Requirement: Pictures in the records should not be copied, but every other part must be repeated exactly.

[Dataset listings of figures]
.....

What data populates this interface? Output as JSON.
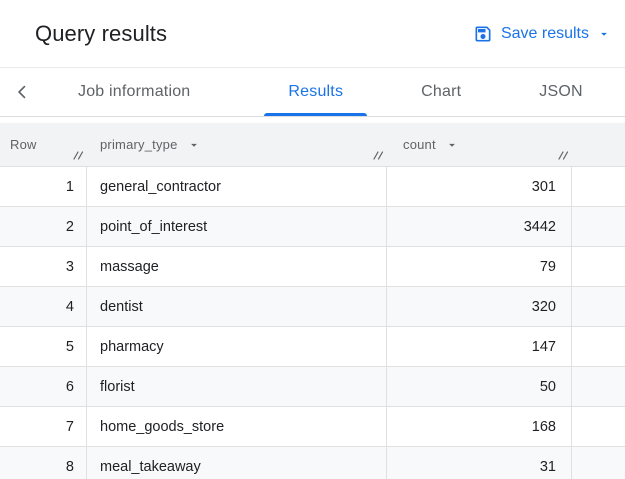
{
  "header": {
    "title": "Query results",
    "save_button": {
      "label": "Save results",
      "icon": "save-icon",
      "caret_icon": "caret-down-icon"
    }
  },
  "tabs": {
    "back_icon": "chevron-left-icon",
    "active_tab": "Results",
    "items": [
      {
        "label": "Job information"
      },
      {
        "label": "Results"
      },
      {
        "label": "Chart"
      },
      {
        "label": "JSON"
      }
    ]
  },
  "table": {
    "columns": [
      {
        "label": "Row",
        "has_menu": false,
        "resize_icon": "column-resize-icon"
      },
      {
        "label": "primary_type",
        "has_menu": true,
        "menu_icon": "caret-down-icon",
        "resize_icon": "column-resize-icon"
      },
      {
        "label": "count",
        "has_menu": true,
        "menu_icon": "caret-down-icon",
        "resize_icon": "column-resize-icon"
      }
    ],
    "rows": [
      {
        "row": "1",
        "primary_type": "general_contractor",
        "count": "301"
      },
      {
        "row": "2",
        "primary_type": "point_of_interest",
        "count": "3442"
      },
      {
        "row": "3",
        "primary_type": "massage",
        "count": "79"
      },
      {
        "row": "4",
        "primary_type": "dentist",
        "count": "320"
      },
      {
        "row": "5",
        "primary_type": "pharmacy",
        "count": "147"
      },
      {
        "row": "6",
        "primary_type": "florist",
        "count": "50"
      },
      {
        "row": "7",
        "primary_type": "home_goods_store",
        "count": "168"
      },
      {
        "row": "8",
        "primary_type": "meal_takeaway",
        "count": "31"
      }
    ]
  },
  "colors": {
    "accent_blue": "#1a73e8",
    "table_header_bg": "#f1f3f4",
    "row_stripe": "#f8f9fa",
    "grid_border": "#e0e0e0",
    "text_primary": "#202124",
    "text_secondary": "#5f6368"
  }
}
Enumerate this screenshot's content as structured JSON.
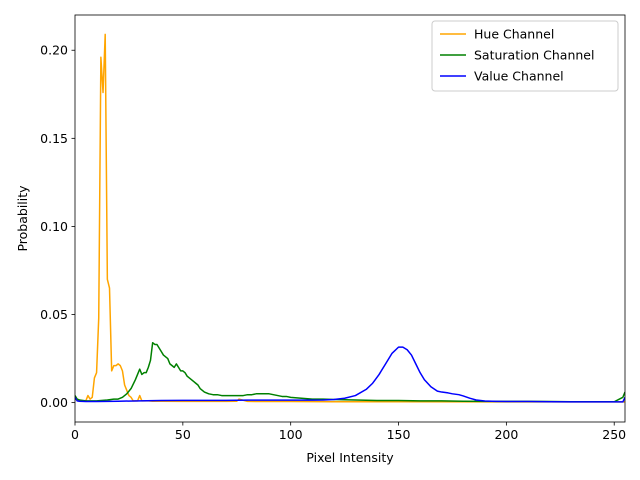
{
  "chart_data": {
    "type": "line",
    "xlabel": "Pixel Intensity",
    "ylabel": "Probability",
    "xlim": [
      0,
      255
    ],
    "ylim": [
      -0.011,
      0.22
    ],
    "x_ticks": [
      0,
      50,
      100,
      150,
      200,
      250
    ],
    "y_ticks": [
      0.0,
      0.05,
      0.1,
      0.15,
      0.2
    ],
    "y_tick_labels": [
      "0.00",
      "0.05",
      "0.10",
      "0.15",
      "0.20"
    ],
    "legend_position": "top-right",
    "grid": false,
    "series": [
      {
        "name": "Hue Channel",
        "color": "#ffa500",
        "x": [
          0,
          1,
          2,
          3,
          4,
          5,
          6,
          7,
          8,
          9,
          10,
          11,
          12,
          13,
          14,
          15,
          16,
          17,
          18,
          19,
          20,
          21,
          22,
          23,
          24,
          25,
          26,
          27,
          28,
          29,
          30,
          31,
          32,
          34,
          36,
          40,
          50,
          60,
          70,
          75,
          76,
          80,
          90,
          100,
          120,
          150,
          200,
          255
        ],
        "y": [
          0.002,
          0.0015,
          0.0015,
          0.001,
          0.001,
          0.001,
          0.004,
          0.002,
          0.003,
          0.014,
          0.017,
          0.048,
          0.196,
          0.176,
          0.209,
          0.07,
          0.065,
          0.018,
          0.021,
          0.021,
          0.022,
          0.021,
          0.018,
          0.01,
          0.007,
          0.004,
          0.003,
          0.001,
          0.001,
          0.001,
          0.004,
          0.001,
          0.001,
          0.001,
          0.0008,
          0.0008,
          0.0007,
          0.0007,
          0.0007,
          0.0008,
          0.002,
          0.0007,
          0.0006,
          0.0006,
          0.0005,
          0.0005,
          0.0004,
          0.0004
        ]
      },
      {
        "name": "Saturation Channel",
        "color": "#008000",
        "x": [
          0,
          1,
          2,
          5,
          10,
          15,
          18,
          20,
          22,
          24,
          26,
          28,
          29,
          30,
          31,
          32,
          33,
          34,
          35,
          36,
          37,
          38,
          39,
          40,
          41,
          42,
          43,
          44,
          45,
          46,
          47,
          48,
          49,
          50,
          51,
          52,
          53,
          54,
          55,
          56,
          57,
          58,
          59,
          60,
          62,
          64,
          66,
          68,
          70,
          72,
          74,
          76,
          78,
          80,
          82,
          84,
          86,
          88,
          90,
          92,
          94,
          96,
          98,
          100,
          105,
          110,
          115,
          120,
          130,
          140,
          150,
          160,
          170,
          180,
          190,
          200,
          210,
          220,
          230,
          240,
          250,
          254,
          255
        ],
        "y": [
          0.004,
          0.002,
          0.0015,
          0.001,
          0.001,
          0.0015,
          0.002,
          0.002,
          0.003,
          0.005,
          0.008,
          0.013,
          0.016,
          0.019,
          0.016,
          0.017,
          0.017,
          0.02,
          0.024,
          0.034,
          0.033,
          0.033,
          0.031,
          0.029,
          0.027,
          0.026,
          0.025,
          0.022,
          0.021,
          0.02,
          0.022,
          0.02,
          0.018,
          0.018,
          0.017,
          0.015,
          0.014,
          0.013,
          0.012,
          0.011,
          0.01,
          0.008,
          0.007,
          0.006,
          0.005,
          0.0045,
          0.0045,
          0.004,
          0.004,
          0.004,
          0.004,
          0.004,
          0.004,
          0.0045,
          0.0045,
          0.005,
          0.005,
          0.005,
          0.005,
          0.0045,
          0.004,
          0.0035,
          0.0035,
          0.003,
          0.0025,
          0.002,
          0.002,
          0.0018,
          0.0015,
          0.0012,
          0.0012,
          0.001,
          0.001,
          0.0008,
          0.0007,
          0.0007,
          0.0007,
          0.0006,
          0.0005,
          0.0005,
          0.0005,
          0.003,
          0.006
        ]
      },
      {
        "name": "Value Channel",
        "color": "#0000ff",
        "x": [
          0,
          1,
          2,
          5,
          10,
          20,
          30,
          40,
          50,
          60,
          70,
          80,
          90,
          100,
          110,
          115,
          120,
          125,
          130,
          135,
          138,
          141,
          144,
          147,
          150,
          152,
          154,
          156,
          158,
          160,
          162,
          165,
          168,
          170,
          173,
          175,
          178,
          180,
          183,
          186,
          190,
          195,
          200,
          210,
          220,
          230,
          240,
          250,
          254,
          255
        ],
        "y": [
          0.003,
          0.001,
          0.0008,
          0.0006,
          0.0006,
          0.0008,
          0.001,
          0.0012,
          0.0013,
          0.0013,
          0.0013,
          0.0014,
          0.0014,
          0.0014,
          0.0014,
          0.0015,
          0.0018,
          0.0025,
          0.004,
          0.0075,
          0.011,
          0.016,
          0.022,
          0.028,
          0.0315,
          0.0315,
          0.03,
          0.027,
          0.022,
          0.017,
          0.013,
          0.009,
          0.0065,
          0.006,
          0.0055,
          0.005,
          0.0045,
          0.0038,
          0.0025,
          0.0015,
          0.0009,
          0.0007,
          0.0006,
          0.0006,
          0.0005,
          0.0004,
          0.0004,
          0.0004,
          0.0004,
          0.003
        ]
      }
    ]
  }
}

.....

Full response:
What data populates this interface? Output as JSON.
{
  "header": {
    "title": "Query results",
    "save_button": {
      "label": "Save results",
      "icon": "save-icon",
      "caret_icon": "caret-down-icon"
    }
  },
  "tabs": {
    "back_icon": "chevron-left-icon",
    "active_tab": "Results",
    "items": [
      {
        "label": "Job information"
      },
      {
        "label": "Results"
      },
      {
        "label": "Chart"
      },
      {
        "label": "JSON"
      }
    ]
  },
  "table": {
    "columns": [
      {
        "label": "Row",
        "has_menu": false,
        "resize_icon": "column-resize-icon"
      },
      {
        "label": "primary_type",
        "has_menu": true,
        "menu_icon": "caret-down-icon",
        "resize_icon": "column-resize-icon"
      },
      {
        "label": "count",
        "has_menu": true,
        "menu_icon": "caret-down-icon",
        "resize_icon": "column-resize-icon"
      }
    ],
    "rows": [
      {
        "row": "1",
        "primary_type": "general_contractor",
        "count": "301"
      },
      {
        "row": "2",
        "primary_type": "point_of_interest",
        "count": "3442"
      },
      {
        "row": "3",
        "primary_type": "massage",
        "count": "79"
      },
      {
        "row": "4",
        "primary_type": "dentist",
        "count": "320"
      },
      {
        "row": "5",
        "primary_type": "pharmacy",
        "count": "147"
      },
      {
        "row": "6",
        "primary_type": "florist",
        "count": "50"
      },
      {
        "row": "7",
        "primary_type": "home_goods_store",
        "count": "168"
      },
      {
        "row": "8",
        "primary_type": "meal_takeaway",
        "count": "31"
      }
    ]
  },
  "colors": {
    "accent_blue": "#1a73e8",
    "table_header_bg": "#f1f3f4",
    "row_stripe": "#f8f9fa",
    "grid_border": "#e0e0e0",
    "text_primary": "#202124",
    "text_secondary": "#5f6368"
  }
}
Enumerate this screenshot's content as structured JSON.
{
  "chart_data": {
    "type": "line",
    "xlabel": "Pixel Intensity",
    "ylabel": "Probability",
    "xlim": [
      0,
      255
    ],
    "ylim": [
      -0.011,
      0.22
    ],
    "x_ticks": [
      0,
      50,
      100,
      150,
      200,
      250
    ],
    "y_ticks": [
      0.0,
      0.05,
      0.1,
      0.15,
      0.2
    ],
    "y_tick_labels": [
      "0.00",
      "0.05",
      "0.10",
      "0.15",
      "0.20"
    ],
    "legend_position": "top-right",
    "grid": false,
    "series": [
      {
        "name": "Hue Channel",
        "color": "#ffa500",
        "x": [
          0,
          1,
          2,
          3,
          4,
          5,
          6,
          7,
          8,
          9,
          10,
          11,
          12,
          13,
          14,
          15,
          16,
          17,
          18,
          19,
          20,
          21,
          22,
          23,
          24,
          25,
          26,
          27,
          28,
          29,
          30,
          31,
          32,
          34,
          36,
          40,
          50,
          60,
          70,
          75,
          76,
          80,
          90,
          100,
          120,
          150,
          200,
          255
        ],
        "y": [
          0.002,
          0.0015,
          0.0015,
          0.001,
          0.001,
          0.001,
          0.004,
          0.002,
          0.003,
          0.014,
          0.017,
          0.048,
          0.196,
          0.176,
          0.209,
          0.07,
          0.065,
          0.018,
          0.021,
          0.021,
          0.022,
          0.021,
          0.018,
          0.01,
          0.007,
          0.004,
          0.003,
          0.001,
          0.001,
          0.001,
          0.004,
          0.001,
          0.001,
          0.001,
          0.0008,
          0.0008,
          0.0007,
          0.0007,
          0.0007,
          0.0008,
          0.002,
          0.0007,
          0.0006,
          0.0006,
          0.0005,
          0.0005,
          0.0004,
          0.0004
        ]
      },
      {
        "name": "Saturation Channel",
        "color": "#008000",
        "x": [
          0,
          1,
          2,
          5,
          10,
          15,
          18,
          20,
          22,
          24,
          26,
          28,
          29,
          30,
          31,
          32,
          33,
          34,
          35,
          36,
          37,
          38,
          39,
          40,
          41,
          42,
          43,
          44,
          45,
          46,
          47,
          48,
          49,
          50,
          51,
          52,
          53,
          54,
          55,
          56,
          57,
          58,
          59,
          60,
          62,
          64,
          66,
          68,
          70,
          72,
          74,
          76,
          78,
          80,
          82,
          84,
          86,
          88,
          90,
          92,
          94,
          96,
          98,
          100,
          105,
          110,
          115,
          120,
          130,
          140,
          150,
          160,
          170,
          180,
          190,
          200,
          210,
          220,
          230,
          240,
          250,
          254,
          255
        ],
        "y": [
          0.004,
          0.002,
          0.0015,
          0.001,
          0.001,
          0.0015,
          0.002,
          0.002,
          0.003,
          0.005,
          0.008,
          0.013,
          0.016,
          0.019,
          0.016,
          0.017,
          0.017,
          0.02,
          0.024,
          0.034,
          0.033,
          0.033,
          0.031,
          0.029,
          0.027,
          0.026,
          0.025,
          0.022,
          0.021,
          0.02,
          0.022,
          0.02,
          0.018,
          0.018,
          0.017,
          0.015,
          0.014,
          0.013,
          0.012,
          0.011,
          0.01,
          0.008,
          0.007,
          0.006,
          0.005,
          0.0045,
          0.0045,
          0.004,
          0.004,
          0.004,
          0.004,
          0.004,
          0.004,
          0.0045,
          0.0045,
          0.005,
          0.005,
          0.005,
          0.005,
          0.0045,
          0.004,
          0.0035,
          0.0035,
          0.003,
          0.0025,
          0.002,
          0.002,
          0.0018,
          0.0015,
          0.0012,
          0.0012,
          0.001,
          0.001,
          0.0008,
          0.0007,
          0.0007,
          0.0007,
          0.0006,
          0.0005,
          0.0005,
          0.0005,
          0.003,
          0.006
        ]
      },
      {
        "name": "Value Channel",
        "color": "#0000ff",
        "x": [
          0,
          1,
          2,
          5,
          10,
          20,
          30,
          40,
          50,
          60,
          70,
          80,
          90,
          100,
          110,
          115,
          120,
          125,
          130,
          135,
          138,
          141,
          144,
          147,
          150,
          152,
          154,
          156,
          158,
          160,
          162,
          165,
          168,
          170,
          173,
          175,
          178,
          180,
          183,
          186,
          190,
          195,
          200,
          210,
          220,
          230,
          240,
          250,
          254,
          255
        ],
        "y": [
          0.003,
          0.001,
          0.0008,
          0.0006,
          0.0006,
          0.0008,
          0.001,
          0.0012,
          0.0013,
          0.0013,
          0.0013,
          0.0014,
          0.0014,
          0.0014,
          0.0014,
          0.0015,
          0.0018,
          0.0025,
          0.004,
          0.0075,
          0.011,
          0.016,
          0.022,
          0.028,
          0.0315,
          0.0315,
          0.03,
          0.027,
          0.022,
          0.017,
          0.013,
          0.009,
          0.0065,
          0.006,
          0.0055,
          0.005,
          0.0045,
          0.0038,
          0.0025,
          0.0015,
          0.0009,
          0.0007,
          0.0006,
          0.0006,
          0.0005,
          0.0004,
          0.0004,
          0.0004,
          0.0004,
          0.003
        ]
      }
    ]
  }
}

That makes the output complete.